--- Fragmento de la fuente ---
◆ ◆ ◆ ◆

Muchas tumbas han sido profanadas en el Cementerio Municipal de Puerto Cabello. (Foto José López)

Cindy Rodríguez Terán || [email protected]

Para nadie es un secreto que los cementerios, lugar erigido para el descanso eterno de quienes han dejado el plano terrenal, son convertidos en escenarios para llevar a cabo rituales. Se profanan y destruyen tumbas a pesar de ser una práctica que es condenada por la iglesia católica. El camposanto municipal de Puerto Cabello no se escapa de esta realidad. A el se suma el olvido de las autoridades de hacer constante mantenimiento de este espacio.

Como si se tratara de una película de terror, caminar entre los sepulcros es para algunos porteños una escena donde solo falta la música de ultratumba desde la entrada hasta la lápida donde se encuentra ese ser querido que fue enterrado en el lugar. Algunos han decidido dejar de visitar el camposanto y rendirle homenaje a sus amigos o familiares en algún rincón de sus propias viviendas.

Tumbas profanadas, maleza por doquier, lápidas destruidas e incluso osamentas expuestas en varios lugares es el escenario que se evidencia en el lugar. Mientras que cerca de los límites se acumula una cantidad de basura, harapos, escombros y señas de prácticas de posibles rituales que incluyen velas, muñecos y hasta prendas de vestir. A esta área se evidencia que ni siquiera los cuidadores se atreven a llegar, lo que se convierte en un problema silencioso, con pocos dolientes.

Trabajadores del cementerio aseguran que las profanaciones se llevan a cabo, prácticamente a diario pero ellos solo pueden hacerse la vista gorda porque desconocen cuáles son las intenciones de quienes ingresan en horas de la noche, cuando la oscuridad invade las más de mil tumbas apiladas una al lado de la otra.

El descuido por parte de la municipalidad también cumple un rol en esta problemática, solo cuando se acercan fechas importantes para los porteños como por ejemplo el Día de Las Madres o el 1 de enero, se pueden observar a las cuadrillas de limpieza desmalezando las áreas visibles. Pero las tumbas más lejanas siempre quedan tapiadas por el matorral o incluso por las montañas de maleza que no recogen.

◆ ◆ ◆ ◆

--- Preguntas por responder ---
1. Cambia "la municipalidad" por "la alcaldía" en la parte del texto sobre el cementerio de Puerto Cabello que abre con las palabras que contienen "El descuido por" y cierra con "que no recogen.", y escribe esa parte completa.
2. Indica si cada afirmación coincide con el texto sobre el cementerio de Puerto Cabello y cita las palabras que lo deciden: (a) Los trabajadores del cementerio dicen que las profanaciones ocurren casi todos los días. (b) Las cuadrillas de limpieza desmalezan todo el cementerio durante el año. (c) Algunas personas ya no visitan el camposanto.
3. Por favor, continúa el texto sobre el cementerio de Puerto Cabello a partir de su última oración.

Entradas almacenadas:

◆ ◆ ◆ ◆

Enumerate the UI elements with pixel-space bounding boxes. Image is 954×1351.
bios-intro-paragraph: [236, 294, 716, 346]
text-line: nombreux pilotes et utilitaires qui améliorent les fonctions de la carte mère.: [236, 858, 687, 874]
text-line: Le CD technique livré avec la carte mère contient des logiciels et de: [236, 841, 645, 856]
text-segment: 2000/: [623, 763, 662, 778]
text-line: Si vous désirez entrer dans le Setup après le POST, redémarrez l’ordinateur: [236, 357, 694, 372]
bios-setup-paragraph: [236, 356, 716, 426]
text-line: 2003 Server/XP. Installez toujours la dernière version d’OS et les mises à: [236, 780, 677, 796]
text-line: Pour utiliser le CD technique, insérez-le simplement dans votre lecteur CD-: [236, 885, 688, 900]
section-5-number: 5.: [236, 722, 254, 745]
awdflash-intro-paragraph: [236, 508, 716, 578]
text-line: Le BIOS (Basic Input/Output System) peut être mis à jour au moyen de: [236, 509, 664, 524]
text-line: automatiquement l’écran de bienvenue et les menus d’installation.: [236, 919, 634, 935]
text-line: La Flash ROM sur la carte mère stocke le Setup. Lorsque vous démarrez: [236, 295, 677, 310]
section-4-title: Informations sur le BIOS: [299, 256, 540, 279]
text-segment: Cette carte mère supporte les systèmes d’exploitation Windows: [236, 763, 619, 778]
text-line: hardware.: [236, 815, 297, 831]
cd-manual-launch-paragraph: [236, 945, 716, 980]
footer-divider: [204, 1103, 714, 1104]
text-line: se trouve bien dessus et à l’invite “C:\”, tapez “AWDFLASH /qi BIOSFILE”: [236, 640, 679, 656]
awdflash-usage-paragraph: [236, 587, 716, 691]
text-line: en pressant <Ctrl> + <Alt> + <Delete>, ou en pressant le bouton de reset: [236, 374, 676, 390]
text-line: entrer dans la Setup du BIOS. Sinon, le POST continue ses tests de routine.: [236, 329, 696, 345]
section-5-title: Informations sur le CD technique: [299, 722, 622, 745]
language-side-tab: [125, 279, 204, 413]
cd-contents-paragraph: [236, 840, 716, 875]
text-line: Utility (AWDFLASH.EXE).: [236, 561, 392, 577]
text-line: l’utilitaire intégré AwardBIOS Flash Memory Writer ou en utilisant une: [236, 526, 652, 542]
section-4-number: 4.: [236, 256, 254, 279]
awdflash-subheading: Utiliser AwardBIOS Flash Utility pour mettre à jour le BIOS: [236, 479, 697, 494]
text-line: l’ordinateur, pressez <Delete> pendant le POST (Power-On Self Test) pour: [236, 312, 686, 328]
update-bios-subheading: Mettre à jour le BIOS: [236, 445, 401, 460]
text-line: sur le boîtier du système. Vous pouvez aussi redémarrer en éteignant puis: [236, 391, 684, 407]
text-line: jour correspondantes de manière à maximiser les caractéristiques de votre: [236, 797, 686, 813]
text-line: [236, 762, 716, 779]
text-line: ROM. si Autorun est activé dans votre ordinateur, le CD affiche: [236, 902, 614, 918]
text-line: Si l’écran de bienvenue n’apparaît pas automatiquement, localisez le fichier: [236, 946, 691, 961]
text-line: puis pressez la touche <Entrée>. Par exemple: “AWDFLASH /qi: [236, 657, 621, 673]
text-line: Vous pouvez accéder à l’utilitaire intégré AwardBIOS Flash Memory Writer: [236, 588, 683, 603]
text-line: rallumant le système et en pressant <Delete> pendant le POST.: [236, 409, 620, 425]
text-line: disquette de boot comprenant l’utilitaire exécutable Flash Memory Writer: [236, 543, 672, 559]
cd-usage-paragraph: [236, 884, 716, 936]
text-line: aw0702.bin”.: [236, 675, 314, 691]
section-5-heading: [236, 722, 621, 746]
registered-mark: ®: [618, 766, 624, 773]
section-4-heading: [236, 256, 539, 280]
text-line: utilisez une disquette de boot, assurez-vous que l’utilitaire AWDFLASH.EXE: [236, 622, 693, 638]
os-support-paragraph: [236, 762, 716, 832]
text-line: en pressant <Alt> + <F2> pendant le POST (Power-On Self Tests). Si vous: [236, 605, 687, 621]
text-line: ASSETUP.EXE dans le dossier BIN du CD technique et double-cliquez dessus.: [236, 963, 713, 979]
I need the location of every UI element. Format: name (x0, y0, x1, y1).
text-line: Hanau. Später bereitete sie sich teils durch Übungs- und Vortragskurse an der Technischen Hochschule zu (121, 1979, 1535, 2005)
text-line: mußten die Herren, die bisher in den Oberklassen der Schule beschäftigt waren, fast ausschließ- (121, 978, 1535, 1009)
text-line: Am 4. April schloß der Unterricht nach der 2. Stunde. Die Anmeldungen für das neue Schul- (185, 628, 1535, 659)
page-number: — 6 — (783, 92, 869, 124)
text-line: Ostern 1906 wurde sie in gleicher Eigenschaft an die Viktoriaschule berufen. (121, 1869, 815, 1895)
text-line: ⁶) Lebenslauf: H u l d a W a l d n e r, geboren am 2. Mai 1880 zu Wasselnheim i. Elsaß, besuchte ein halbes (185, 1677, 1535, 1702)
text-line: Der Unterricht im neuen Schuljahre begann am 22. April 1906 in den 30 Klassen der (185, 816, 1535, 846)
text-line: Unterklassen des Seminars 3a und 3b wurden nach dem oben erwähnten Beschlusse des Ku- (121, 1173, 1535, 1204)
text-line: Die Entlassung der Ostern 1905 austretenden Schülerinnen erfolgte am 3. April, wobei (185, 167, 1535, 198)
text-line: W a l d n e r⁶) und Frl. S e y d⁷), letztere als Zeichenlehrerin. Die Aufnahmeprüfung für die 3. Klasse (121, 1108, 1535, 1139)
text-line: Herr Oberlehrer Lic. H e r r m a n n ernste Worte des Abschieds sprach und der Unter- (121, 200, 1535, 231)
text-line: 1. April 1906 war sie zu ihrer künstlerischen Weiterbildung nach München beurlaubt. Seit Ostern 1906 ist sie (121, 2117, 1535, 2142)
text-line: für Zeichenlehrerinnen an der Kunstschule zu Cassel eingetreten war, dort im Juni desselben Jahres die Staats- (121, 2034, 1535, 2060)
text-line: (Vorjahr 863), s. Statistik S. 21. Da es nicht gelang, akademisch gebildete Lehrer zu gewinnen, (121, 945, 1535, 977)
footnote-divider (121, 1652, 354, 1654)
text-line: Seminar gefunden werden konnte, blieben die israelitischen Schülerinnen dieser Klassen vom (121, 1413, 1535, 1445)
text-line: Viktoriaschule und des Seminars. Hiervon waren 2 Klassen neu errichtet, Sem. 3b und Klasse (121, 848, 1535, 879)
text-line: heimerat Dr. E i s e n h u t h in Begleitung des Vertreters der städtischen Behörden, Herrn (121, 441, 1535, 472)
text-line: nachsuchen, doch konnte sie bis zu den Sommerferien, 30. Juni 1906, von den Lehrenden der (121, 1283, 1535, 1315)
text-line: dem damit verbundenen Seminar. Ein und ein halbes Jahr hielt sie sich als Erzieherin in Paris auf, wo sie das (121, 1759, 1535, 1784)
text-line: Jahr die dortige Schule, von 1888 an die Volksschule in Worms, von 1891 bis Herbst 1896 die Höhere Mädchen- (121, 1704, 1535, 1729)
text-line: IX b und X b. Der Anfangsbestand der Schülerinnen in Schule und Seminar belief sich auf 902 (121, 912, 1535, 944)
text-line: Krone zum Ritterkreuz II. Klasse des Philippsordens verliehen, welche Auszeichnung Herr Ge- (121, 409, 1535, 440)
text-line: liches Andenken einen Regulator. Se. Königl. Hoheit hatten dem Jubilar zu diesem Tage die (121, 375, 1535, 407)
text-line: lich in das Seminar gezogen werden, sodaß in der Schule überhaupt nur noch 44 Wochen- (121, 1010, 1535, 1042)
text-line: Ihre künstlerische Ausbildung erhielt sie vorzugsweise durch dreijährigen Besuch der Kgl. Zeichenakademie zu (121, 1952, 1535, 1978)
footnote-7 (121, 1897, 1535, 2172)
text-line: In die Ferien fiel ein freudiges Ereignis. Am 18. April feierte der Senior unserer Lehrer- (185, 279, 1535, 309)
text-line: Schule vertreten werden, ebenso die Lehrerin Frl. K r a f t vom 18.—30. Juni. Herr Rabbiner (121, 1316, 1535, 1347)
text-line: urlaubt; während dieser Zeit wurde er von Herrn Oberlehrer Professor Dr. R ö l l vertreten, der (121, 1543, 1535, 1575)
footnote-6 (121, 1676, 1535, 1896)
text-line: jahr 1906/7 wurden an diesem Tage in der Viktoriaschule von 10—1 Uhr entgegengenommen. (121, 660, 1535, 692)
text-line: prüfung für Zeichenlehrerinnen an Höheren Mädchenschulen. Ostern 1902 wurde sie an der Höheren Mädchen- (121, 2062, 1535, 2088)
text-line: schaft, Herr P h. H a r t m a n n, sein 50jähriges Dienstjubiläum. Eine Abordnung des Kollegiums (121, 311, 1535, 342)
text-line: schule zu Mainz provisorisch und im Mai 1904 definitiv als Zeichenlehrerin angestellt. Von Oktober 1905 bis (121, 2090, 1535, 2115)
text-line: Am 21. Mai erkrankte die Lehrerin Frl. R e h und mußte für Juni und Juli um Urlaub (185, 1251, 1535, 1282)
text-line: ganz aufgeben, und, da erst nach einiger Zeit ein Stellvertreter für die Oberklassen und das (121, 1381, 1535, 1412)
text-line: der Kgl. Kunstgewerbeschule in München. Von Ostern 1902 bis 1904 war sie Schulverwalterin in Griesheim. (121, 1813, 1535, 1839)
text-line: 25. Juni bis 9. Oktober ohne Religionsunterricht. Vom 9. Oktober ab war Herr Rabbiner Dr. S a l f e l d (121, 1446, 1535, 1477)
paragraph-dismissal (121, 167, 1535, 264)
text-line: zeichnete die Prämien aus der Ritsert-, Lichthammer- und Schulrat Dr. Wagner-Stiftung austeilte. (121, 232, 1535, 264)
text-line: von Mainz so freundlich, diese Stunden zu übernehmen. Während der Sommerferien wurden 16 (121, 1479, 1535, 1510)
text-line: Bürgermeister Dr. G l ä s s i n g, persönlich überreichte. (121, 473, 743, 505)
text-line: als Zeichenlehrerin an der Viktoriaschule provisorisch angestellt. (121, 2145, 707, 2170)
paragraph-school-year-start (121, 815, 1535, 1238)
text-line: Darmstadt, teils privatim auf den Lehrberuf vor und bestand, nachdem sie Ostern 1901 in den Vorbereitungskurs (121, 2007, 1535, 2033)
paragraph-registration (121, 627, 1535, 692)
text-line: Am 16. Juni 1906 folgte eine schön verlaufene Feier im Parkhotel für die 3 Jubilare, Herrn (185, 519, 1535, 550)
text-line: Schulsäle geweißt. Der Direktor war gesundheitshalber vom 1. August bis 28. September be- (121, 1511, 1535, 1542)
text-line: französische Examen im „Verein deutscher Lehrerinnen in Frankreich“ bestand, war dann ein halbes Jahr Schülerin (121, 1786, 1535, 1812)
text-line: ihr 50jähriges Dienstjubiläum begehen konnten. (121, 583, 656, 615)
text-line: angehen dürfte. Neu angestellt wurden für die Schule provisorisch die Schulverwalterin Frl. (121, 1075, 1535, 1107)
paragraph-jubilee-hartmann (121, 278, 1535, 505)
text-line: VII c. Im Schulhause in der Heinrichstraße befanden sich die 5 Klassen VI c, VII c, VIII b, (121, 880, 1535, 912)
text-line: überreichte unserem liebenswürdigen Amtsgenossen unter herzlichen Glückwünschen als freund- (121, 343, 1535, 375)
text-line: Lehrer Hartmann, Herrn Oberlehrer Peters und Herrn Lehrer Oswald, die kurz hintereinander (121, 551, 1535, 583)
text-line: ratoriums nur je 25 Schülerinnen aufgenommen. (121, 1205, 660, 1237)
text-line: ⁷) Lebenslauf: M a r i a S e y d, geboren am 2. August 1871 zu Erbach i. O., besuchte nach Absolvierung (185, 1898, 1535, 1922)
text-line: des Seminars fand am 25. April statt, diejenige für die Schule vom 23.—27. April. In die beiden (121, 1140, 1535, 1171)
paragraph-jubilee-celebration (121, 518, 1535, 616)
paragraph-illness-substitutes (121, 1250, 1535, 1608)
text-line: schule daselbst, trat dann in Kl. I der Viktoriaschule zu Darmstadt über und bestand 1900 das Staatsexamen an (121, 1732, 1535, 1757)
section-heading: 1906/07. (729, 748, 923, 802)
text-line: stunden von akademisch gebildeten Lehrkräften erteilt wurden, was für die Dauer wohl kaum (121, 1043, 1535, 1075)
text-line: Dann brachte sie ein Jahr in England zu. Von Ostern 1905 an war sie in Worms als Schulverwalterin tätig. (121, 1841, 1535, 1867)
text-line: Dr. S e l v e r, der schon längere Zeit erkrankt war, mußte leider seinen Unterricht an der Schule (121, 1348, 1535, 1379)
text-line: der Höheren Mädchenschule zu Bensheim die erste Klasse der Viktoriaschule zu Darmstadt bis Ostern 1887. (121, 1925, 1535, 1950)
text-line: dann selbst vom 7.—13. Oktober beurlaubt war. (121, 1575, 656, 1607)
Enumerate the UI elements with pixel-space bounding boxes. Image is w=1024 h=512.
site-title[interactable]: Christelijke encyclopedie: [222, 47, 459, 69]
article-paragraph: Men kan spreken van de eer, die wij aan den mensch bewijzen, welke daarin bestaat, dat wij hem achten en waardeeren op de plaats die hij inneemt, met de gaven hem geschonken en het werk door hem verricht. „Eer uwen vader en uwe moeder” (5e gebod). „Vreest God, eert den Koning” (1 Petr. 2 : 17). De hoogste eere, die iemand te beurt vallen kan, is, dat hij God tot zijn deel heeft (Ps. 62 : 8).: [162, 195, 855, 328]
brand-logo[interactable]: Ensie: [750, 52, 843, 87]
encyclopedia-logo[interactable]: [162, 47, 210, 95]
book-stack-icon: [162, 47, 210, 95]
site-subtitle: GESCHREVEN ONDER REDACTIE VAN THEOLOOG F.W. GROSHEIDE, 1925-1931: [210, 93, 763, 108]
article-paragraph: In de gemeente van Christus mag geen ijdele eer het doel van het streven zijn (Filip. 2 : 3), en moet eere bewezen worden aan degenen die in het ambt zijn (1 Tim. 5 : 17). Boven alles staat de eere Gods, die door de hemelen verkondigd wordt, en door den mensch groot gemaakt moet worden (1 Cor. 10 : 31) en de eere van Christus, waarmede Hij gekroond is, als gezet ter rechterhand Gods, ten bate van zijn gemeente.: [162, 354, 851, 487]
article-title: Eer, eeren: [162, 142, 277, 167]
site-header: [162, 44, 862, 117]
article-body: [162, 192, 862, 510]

◆ ◆ ◆ ◆

--- Conjunto de respuestas ---
1.
El descuido por parte de la alcaldía también cumple un rol en esta problemática, solo cuando se acercan fechas importantes para los porteños como por ejemplo el Día de Las Madres o el 1 de enero, se pueden observar a las cuadrillas de limpieza desmalezando las áreas visibles. Pero las tumbas más lejanas siempre quedan tapiadas por el matorral o incluso por las montañas de maleza que no recogen.

2.
(a) Sí: "las profanaciones se llevan a cabo, prácticamente a diario".
(b) No: "solo cuando se acercan fechas importantes para los porteños como por ejemplo el Día de Las Madres o el 1 de enero, se pueden observar a las cuadrillas de limpieza desmalezando las áreas visibles".
(c) Sí: "Algunos han decidido dejar de visitar el camposanto".

3.
Costas Invadidas

Quienes practican rituales con animales y frutas han tomado como altar las costas del litoral carabobeño, donde las aguas de Gañango, al parecer, son las preferidas por estas personas. En la playa no apta, ubicada contigua a Mar Azul se evidencian restos de estos “trabajos” enterrados en la arena.

A pesar de llevar a cabo estos rituales en las zonas más ocultas, todo turista curioso que haga una parada en este espacio puede observar plumas de aves, patillas en la orillas de las playas y prendas de vestir, que sumado a la acumulación de basura le restan atractivo turístico al municipio.

Iglesia Católica Condena

La iglesia católica, representada por la Diócesis de Puerto Cabello y Juan José Mora, repudia este tipo de actos porque están alejados de una sana religión, dijo monseñor Saúl Figueroa Albornoz, obispo de litoral. En segundo lugar es una desconsideración con los familiares y un irrespeto para los difuntos. agregó.

Monseñor hizo un llamado a quienes practican estos ritos para que hagan una revisión de sus conciencia y se desvinculen de ese tipo de religión que cada vez se hace más común entre los pobladores, hasta el punto de incluir niños o personas inocentes.